» **DATASET ENTRIES**
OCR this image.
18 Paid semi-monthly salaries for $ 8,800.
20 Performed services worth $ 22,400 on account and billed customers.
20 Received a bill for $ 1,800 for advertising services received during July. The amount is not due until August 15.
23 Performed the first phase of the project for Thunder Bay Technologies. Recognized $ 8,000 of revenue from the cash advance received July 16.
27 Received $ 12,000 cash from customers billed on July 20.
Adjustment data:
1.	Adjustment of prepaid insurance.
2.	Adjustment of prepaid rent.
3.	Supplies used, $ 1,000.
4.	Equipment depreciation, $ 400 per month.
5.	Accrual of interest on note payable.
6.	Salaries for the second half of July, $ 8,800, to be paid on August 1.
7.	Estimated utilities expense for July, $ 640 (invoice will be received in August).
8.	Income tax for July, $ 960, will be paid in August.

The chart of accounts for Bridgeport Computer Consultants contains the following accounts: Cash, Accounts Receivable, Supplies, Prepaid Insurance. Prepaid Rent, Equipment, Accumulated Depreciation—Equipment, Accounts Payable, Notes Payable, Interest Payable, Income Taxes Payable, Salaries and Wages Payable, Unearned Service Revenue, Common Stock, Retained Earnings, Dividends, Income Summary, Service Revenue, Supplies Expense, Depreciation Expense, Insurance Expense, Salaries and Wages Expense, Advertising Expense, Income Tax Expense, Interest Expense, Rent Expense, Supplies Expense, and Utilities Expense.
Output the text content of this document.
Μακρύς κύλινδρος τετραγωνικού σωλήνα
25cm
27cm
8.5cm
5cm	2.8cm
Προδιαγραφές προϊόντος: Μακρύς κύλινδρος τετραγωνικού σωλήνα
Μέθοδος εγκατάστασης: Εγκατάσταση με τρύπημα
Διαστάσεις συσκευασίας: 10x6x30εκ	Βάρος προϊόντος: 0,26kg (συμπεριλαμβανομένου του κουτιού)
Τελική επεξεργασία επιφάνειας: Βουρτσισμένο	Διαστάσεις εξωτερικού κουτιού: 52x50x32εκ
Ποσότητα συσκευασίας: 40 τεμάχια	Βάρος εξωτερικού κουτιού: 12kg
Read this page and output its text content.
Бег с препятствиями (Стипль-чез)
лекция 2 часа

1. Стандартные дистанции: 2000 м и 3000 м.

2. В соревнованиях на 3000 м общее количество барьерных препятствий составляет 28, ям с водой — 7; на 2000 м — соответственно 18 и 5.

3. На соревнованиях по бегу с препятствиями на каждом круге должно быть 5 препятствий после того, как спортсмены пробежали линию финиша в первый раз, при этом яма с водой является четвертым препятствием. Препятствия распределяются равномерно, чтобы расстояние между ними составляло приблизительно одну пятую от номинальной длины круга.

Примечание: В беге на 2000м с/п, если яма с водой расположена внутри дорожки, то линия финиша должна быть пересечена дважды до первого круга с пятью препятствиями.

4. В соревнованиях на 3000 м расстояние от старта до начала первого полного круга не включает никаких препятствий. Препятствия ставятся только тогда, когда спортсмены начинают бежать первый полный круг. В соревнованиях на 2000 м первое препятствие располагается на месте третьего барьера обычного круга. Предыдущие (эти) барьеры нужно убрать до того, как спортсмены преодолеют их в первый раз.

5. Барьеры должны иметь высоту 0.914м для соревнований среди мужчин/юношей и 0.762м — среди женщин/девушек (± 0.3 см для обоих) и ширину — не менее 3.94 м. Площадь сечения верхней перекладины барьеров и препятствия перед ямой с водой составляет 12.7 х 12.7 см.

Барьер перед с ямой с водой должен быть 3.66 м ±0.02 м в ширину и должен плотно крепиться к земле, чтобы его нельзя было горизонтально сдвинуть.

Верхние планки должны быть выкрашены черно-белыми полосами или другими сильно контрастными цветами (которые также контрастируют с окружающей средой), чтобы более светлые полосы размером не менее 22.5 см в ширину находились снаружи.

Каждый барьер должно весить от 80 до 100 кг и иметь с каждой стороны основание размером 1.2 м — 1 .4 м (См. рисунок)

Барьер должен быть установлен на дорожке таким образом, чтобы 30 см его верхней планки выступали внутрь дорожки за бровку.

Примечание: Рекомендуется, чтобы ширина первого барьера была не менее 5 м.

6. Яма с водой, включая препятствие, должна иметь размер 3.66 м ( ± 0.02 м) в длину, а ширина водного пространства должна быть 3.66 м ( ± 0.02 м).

» **INSTRUCTIONS FOR THE TASK**
All of the entries must be written out exactly as they stand.

» **COMPLETE OUTPUT**
OCR this image.
18 Paid semi-monthly salaries for $ 8,800.
20 Performed services worth $ 22,400 on account and billed customers.
20 Received a bill for $ 1,800 for advertising services received during July. The amount is not due until August 15.
23 Performed the first phase of the project for Thunder Bay Technologies. Recognized $ 8,000 of revenue from the cash advance received July 16.
27 Received $ 12,000 cash from customers billed on July 20.
Adjustment data:
1.	Adjustment of prepaid insurance.
2.	Adjustment of prepaid rent.
3.	Supplies used, $ 1,000.
4.	Equipment depreciation, $ 400 per month.
5.	Accrual of interest on note payable.
6.	Salaries for the second half of July, $ 8,800, to be paid on August 1.
7.	Estimated utilities expense for July, $ 640 (invoice will be received in August).
8.	Income tax for July, $ 960, will be paid in August.

The chart of accounts for Bridgeport Computer Consultants contains the following accounts: Cash, Accounts Receivable, Supplies, Prepaid Insurance. Prepaid Rent, Equipment, Accumulated Depreciation—Equipment, Accounts Payable, Notes Payable, Interest Payable, Income Taxes Payable, Salaries and Wages Payable, Unearned Service Revenue, Common Stock, Retained Earnings, Dividends, Income Summary, Service Revenue, Supplies Expense, Depreciation Expense, Insurance Expense, Salaries and Wages Expense, Advertising Expense, Income Tax Expense, Interest Expense, Rent Expense, Supplies Expense, and Utilities Expense.
Output the text content of this document.
Μακρύς κύλινδρος τετραγωνικού σωλήνα
25cm
27cm
8.5cm
5cm	2.8cm
Προδιαγραφές προϊόντος: Μακρύς κύλινδρος τετραγωνικού σωλήνα
Μέθοδος εγκατάστασης: Εγκατάσταση με τρύπημα
Διαστάσεις συσκευασίας: 10x6x30εκ	Βάρος προϊόντος: 0,26kg (συμπεριλαμβανομένου του κουτιού)
Τελική επεξεργασία επιφάνειας: Βουρτσισμένο	Διαστάσεις εξωτερικού κουτιού: 52x50x32εκ
Ποσότητα συσκευασίας: 40 τεμάχια	Βάρος εξωτερικού κουτιού: 12kg
Read this page and output its text content.
Бег с препятствиями (Стипль-чез)
лекция 2 часа

1. Стандартные дистанции: 2000 м и 3000 м.

2. В соревнованиях на 3000 м общее количество барьерных препятствий составляет 28, ям с водой — 7; на 2000 м — соответственно 18 и 5.

3. На соревнованиях по бегу с препятствиями на каждом круге должно быть 5 препятствий после того, как спортсмены пробежали линию финиша в первый раз, при этом яма с водой является четвертым препятствием. Препятствия распределяются равномерно, чтобы расстояние между ними составляло приблизительно одну пятую от номинальной длины круга.

Примечание: В беге на 2000м с/п, если яма с водой расположена внутри дорожки, то линия финиша должна быть пересечена дважды до первого круга с пятью препятствиями.

4. В соревнованиях на 3000 м расстояние от старта до начала первого полного круга не включает никаких препятствий. Препятствия ставятся только тогда, когда спортсмены начинают бежать первый полный круг. В соревнованиях на 2000 м первое препятствие располагается на месте третьего барьера обычного круга. Предыдущие (эти) барьеры нужно убрать до того, как спортсмены преодолеют их в первый раз.

5. Барьеры должны иметь высоту 0.914м для соревнований среди мужчин/юношей и 0.762м — среди женщин/девушек (± 0.3 см для обоих) и ширину — не менее 3.94 м. Площадь сечения верхней перекладины барьеров и препятствия перед ямой с водой составляет 12.7 х 12.7 см.

Барьер перед с ямой с водой должен быть 3.66 м ±0.02 м в ширину и должен плотно крепиться к земле, чтобы его нельзя было горизонтально сдвинуть.

Верхние планки должны быть выкрашены черно-белыми полосами или другими сильно контрастными цветами (которые также контрастируют с окружающей средой), чтобы более светлые полосы размером не менее 22.5 см в ширину находились снаружи.

Каждый барьер должно весить от 80 до 100 кг и иметь с каждой стороны основание размером 1.2 м — 1 .4 м (См. рисунок)

Барьер должен быть установлен на дорожке таким образом, чтобы 30 см его верхней планки выступали внутрь дорожки за бровку.

Примечание: Рекомендуется, чтобы ширина первого барьера была не менее 5 м.

6. Яма с водой, включая препятствие, должна иметь размер 3.66 м ( ± 0.02 м) в длину, а ширина водного пространства должна быть 3.66 м ( ± 0.02 м).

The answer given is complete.